(Dataset records)
● ● ● ●

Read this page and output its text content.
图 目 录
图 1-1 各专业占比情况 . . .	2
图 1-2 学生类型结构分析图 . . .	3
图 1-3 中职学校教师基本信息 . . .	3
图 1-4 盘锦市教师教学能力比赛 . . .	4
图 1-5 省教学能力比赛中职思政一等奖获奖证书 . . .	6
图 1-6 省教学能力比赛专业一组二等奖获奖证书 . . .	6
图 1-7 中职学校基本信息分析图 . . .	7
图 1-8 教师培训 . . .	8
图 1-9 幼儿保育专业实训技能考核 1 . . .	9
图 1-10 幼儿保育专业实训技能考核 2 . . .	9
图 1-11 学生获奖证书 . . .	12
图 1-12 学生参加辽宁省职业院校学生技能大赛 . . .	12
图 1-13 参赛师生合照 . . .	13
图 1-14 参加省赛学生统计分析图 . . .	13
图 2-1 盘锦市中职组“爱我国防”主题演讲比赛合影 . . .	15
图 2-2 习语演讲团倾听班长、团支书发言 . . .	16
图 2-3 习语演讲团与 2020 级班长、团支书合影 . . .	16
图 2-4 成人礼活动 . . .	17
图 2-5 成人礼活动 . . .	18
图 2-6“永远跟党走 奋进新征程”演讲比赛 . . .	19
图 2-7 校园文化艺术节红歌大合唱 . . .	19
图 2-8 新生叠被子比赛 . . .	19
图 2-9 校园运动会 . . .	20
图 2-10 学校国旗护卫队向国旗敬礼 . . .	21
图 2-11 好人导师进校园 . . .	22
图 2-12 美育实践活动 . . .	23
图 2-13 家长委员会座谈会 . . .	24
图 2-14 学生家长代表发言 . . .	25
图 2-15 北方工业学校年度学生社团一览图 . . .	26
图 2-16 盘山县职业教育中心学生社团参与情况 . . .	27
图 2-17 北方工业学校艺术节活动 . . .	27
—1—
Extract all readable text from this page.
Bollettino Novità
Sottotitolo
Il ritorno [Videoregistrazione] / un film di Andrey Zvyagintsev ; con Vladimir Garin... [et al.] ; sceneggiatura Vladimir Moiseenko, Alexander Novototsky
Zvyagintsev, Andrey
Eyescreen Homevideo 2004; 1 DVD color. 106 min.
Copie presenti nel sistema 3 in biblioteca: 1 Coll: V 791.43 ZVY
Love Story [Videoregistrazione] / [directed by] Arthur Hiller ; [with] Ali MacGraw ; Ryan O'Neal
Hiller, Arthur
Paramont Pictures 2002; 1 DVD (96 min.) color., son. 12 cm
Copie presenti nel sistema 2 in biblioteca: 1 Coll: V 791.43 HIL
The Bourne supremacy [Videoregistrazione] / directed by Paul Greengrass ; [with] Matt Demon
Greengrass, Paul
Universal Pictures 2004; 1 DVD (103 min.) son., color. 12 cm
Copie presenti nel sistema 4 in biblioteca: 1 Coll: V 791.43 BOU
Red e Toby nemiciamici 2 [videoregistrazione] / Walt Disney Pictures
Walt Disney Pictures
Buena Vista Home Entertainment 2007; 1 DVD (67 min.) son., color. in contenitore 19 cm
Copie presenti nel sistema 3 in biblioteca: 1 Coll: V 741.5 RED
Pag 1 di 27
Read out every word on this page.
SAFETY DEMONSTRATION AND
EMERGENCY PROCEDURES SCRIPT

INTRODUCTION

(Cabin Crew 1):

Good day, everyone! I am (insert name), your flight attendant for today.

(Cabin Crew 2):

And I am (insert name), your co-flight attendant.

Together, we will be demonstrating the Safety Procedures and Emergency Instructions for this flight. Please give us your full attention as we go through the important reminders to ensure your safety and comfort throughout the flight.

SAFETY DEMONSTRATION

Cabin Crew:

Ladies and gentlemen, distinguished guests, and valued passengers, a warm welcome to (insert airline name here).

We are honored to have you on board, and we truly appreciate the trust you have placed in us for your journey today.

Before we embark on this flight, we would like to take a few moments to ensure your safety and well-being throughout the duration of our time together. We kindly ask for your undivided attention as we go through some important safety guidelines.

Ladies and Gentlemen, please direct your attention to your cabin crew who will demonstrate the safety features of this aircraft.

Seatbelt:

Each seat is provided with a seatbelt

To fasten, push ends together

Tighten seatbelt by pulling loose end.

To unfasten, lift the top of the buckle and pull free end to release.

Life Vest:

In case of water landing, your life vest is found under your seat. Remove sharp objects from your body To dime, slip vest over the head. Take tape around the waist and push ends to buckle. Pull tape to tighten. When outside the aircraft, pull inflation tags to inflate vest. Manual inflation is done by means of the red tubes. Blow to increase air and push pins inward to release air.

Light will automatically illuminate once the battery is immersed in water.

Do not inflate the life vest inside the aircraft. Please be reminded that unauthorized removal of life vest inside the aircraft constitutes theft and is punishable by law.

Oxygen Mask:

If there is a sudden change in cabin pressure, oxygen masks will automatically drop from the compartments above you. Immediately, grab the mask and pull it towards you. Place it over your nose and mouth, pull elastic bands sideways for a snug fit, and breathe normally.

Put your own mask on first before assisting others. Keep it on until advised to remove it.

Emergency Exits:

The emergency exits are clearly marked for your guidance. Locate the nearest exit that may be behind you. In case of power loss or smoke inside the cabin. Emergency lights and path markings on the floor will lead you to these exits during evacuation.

● ● ● ●

■ **Directions**:
Restate each record exactly as written.

■ **Final result**:
Read this page and output its text content.
图 目 录
图 1-1 各专业占比情况 . . .	2
图 1-2 学生类型结构分析图 . . .	3
图 1-3 中职学校教师基本信息 . . .	3
图 1-4 盘锦市教师教学能力比赛 . . .	4
图 1-5 省教学能力比赛中职思政一等奖获奖证书 . . .	6
图 1-6 省教学能力比赛专业一组二等奖获奖证书 . . .	6
图 1-7 中职学校基本信息分析图 . . .	7
图 1-8 教师培训 . . .	8
图 1-9 幼儿保育专业实训技能考核 1 . . .	9
图 1-10 幼儿保育专业实训技能考核 2 . . .	9
图 1-11 学生获奖证书 . . .	12
图 1-12 学生参加辽宁省职业院校学生技能大赛 . . .	12
图 1-13 参赛师生合照 . . .	13
图 1-14 参加省赛学生统计分析图 . . .	13
图 2-1 盘锦市中职组“爱我国防”主题演讲比赛合影 . . .	15
图 2-2 习语演讲团倾听班长、团支书发言 . . .	16
图 2-3 习语演讲团与 2020 级班长、团支书合影 . . .	16
图 2-4 成人礼活动 . . .	17
图 2-5 成人礼活动 . . .	18
图 2-6“永远跟党走 奋进新征程”演讲比赛 . . .	19
图 2-7 校园文化艺术节红歌大合唱 . . .	19
图 2-8 新生叠被子比赛 . . .	19
图 2-9 校园运动会 . . .	20
图 2-10 学校国旗护卫队向国旗敬礼 . . .	21
图 2-11 好人导师进校园 . . .	22
图 2-12 美育实践活动 . . .	23
图 2-13 家长委员会座谈会 . . .	24
图 2-14 学生家长代表发言 . . .	25
图 2-15 北方工业学校年度学生社团一览图 . . .	26
图 2-16 盘山县职业教育中心学生社团参与情况 . . .	27
图 2-17 北方工业学校艺术节活动 . . .	27
—1—
Extract all readable text from this page.
Bollettino Novità
Sottotitolo
Il ritorno [Videoregistrazione] / un film di Andrey Zvyagintsev ; con Vladimir Garin... [et al.] ; sceneggiatura Vladimir Moiseenko, Alexander Novototsky
Zvyagintsev, Andrey
Eyescreen Homevideo 2004; 1 DVD color. 106 min.
Copie presenti nel sistema 3 in biblioteca: 1 Coll: V 791.43 ZVY
Love Story [Videoregistrazione] / [directed by] Arthur Hiller ; [with] Ali MacGraw ; Ryan O'Neal
Hiller, Arthur
Paramont Pictures 2002; 1 DVD (96 min.) color., son. 12 cm
Copie presenti nel sistema 2 in biblioteca: 1 Coll: V 791.43 HIL
The Bourne supremacy [Videoregistrazione] / directed by Paul Greengrass ; [with] Matt Demon
Greengrass, Paul
Universal Pictures 2004; 1 DVD (103 min.) son., color. 12 cm
Copie presenti nel sistema 4 in biblioteca: 1 Coll: V 791.43 BOU
Red e Toby nemiciamici 2 [videoregistrazione] / Walt Disney Pictures
Walt Disney Pictures
Buena Vista Home Entertainment 2007; 1 DVD (67 min.) son., color. in contenitore 19 cm
Copie presenti nel sistema 3 in biblioteca: 1 Coll: V 741.5 RED
Pag 1 di 27
Read out every word on this page.
SAFETY DEMONSTRATION AND
EMERGENCY PROCEDURES SCRIPT

INTRODUCTION

(Cabin Crew 1):

Good day, everyone! I am (insert name), your flight attendant for today.

(Cabin Crew 2):

And I am (insert name), your co-flight attendant.

Together, we will be demonstrating the Safety Procedures and Emergency Instructions for this flight. Please give us your full attention as we go through the important reminders to ensure your safety and comfort throughout the flight.

SAFETY DEMONSTRATION

Cabin Crew:

Ladies and gentlemen, distinguished guests, and valued passengers, a warm welcome to (insert airline name here).

We are honored to have you on board, and we truly appreciate the trust you have placed in us for your journey today.

Before we embark on this flight, we would like to take a few moments to ensure your safety and well-being throughout the duration of our time together. We kindly ask for your undivided attention as we go through some important safety guidelines.

Ladies and Gentlemen, please direct your attention to your cabin crew who will demonstrate the safety features of this aircraft.

Seatbelt:

Each seat is provided with a seatbelt

To fasten, push ends together

Tighten seatbelt by pulling loose end.

To unfasten, lift the top of the buckle and pull free end to release.

Life Vest:

In case of water landing, your life vest is found under your seat. Remove sharp objects from your body To dime, slip vest over the head. Take tape around the waist and push ends to buckle. Pull tape to tighten. When outside the aircraft, pull inflation tags to inflate vest. Manual inflation is done by means of the red tubes. Blow to increase air and push pins inward to release air.

Light will automatically illuminate once the battery is immersed in water.

Do not inflate the life vest inside the aircraft. Please be reminded that unauthorized removal of life vest inside the aircraft constitutes theft and is punishable by law.

Oxygen Mask:

If there is a sudden change in cabin pressure, oxygen masks will automatically drop from the compartments above you. Immediately, grab the mask and pull it towards you. Place it over your nose and mouth, pull elastic bands sideways for a snug fit, and breathe normally.

Put your own mask on first before assisting others. Keep it on until advised to remove it.

Emergency Exits:

The emergency exits are clearly marked for your guidance. Locate the nearest exit that may be behind you. In case of power loss or smoke inside the cabin. Emergency lights and path markings on the floor will lead you to these exits during evacuation.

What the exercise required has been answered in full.